:: Given records ::

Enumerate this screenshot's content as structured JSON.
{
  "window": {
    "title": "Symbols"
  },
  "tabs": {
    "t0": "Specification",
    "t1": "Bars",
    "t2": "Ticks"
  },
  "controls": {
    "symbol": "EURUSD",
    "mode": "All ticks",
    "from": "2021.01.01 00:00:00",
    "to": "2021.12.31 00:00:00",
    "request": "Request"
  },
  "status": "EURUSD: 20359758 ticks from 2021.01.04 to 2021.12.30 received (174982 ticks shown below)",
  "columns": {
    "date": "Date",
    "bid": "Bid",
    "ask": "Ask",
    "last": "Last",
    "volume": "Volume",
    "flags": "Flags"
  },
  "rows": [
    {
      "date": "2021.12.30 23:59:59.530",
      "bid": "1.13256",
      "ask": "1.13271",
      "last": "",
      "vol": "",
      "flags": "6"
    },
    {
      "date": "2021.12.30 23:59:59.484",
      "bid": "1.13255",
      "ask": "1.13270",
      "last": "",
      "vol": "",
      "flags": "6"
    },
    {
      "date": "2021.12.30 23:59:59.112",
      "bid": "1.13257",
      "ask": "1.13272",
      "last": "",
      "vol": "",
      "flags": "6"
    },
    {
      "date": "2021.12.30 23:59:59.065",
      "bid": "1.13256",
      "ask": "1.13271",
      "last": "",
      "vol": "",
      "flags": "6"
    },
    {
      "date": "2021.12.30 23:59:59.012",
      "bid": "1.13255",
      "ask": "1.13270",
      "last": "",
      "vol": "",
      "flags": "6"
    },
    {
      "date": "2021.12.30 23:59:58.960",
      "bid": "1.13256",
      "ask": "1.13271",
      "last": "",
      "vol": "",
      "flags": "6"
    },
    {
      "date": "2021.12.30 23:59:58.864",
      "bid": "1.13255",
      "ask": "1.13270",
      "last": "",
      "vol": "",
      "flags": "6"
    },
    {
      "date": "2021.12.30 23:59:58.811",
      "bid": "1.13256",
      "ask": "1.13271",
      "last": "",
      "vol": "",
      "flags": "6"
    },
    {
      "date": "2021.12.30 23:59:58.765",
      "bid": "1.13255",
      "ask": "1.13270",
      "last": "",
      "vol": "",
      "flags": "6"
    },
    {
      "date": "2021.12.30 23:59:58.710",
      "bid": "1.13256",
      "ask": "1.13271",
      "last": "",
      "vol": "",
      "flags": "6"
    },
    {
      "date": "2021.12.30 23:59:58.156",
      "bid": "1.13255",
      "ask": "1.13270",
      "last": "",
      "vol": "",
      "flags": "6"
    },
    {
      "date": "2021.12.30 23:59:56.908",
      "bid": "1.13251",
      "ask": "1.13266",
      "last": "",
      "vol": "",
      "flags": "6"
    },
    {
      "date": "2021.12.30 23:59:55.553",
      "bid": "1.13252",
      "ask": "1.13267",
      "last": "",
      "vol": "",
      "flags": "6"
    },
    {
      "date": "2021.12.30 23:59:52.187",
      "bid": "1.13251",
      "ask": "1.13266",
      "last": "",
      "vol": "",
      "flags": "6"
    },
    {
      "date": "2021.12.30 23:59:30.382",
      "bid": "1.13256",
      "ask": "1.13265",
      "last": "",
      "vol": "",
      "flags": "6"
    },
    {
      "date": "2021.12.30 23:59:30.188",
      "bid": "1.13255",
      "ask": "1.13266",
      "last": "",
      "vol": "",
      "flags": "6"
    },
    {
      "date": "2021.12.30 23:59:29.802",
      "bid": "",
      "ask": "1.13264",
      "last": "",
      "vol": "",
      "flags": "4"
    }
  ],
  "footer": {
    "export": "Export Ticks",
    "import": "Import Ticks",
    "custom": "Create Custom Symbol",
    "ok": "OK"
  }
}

:::

» **Set problem**: Pull out every line of the entries that includes the word "from".

» **Problem solution**:
    "from": "2021.01.01 00:00:00",
  "status": "EURUSD: 20359758 ticks from 2021.01.04 to 2021.12.30 received (174982 ticks shown below)",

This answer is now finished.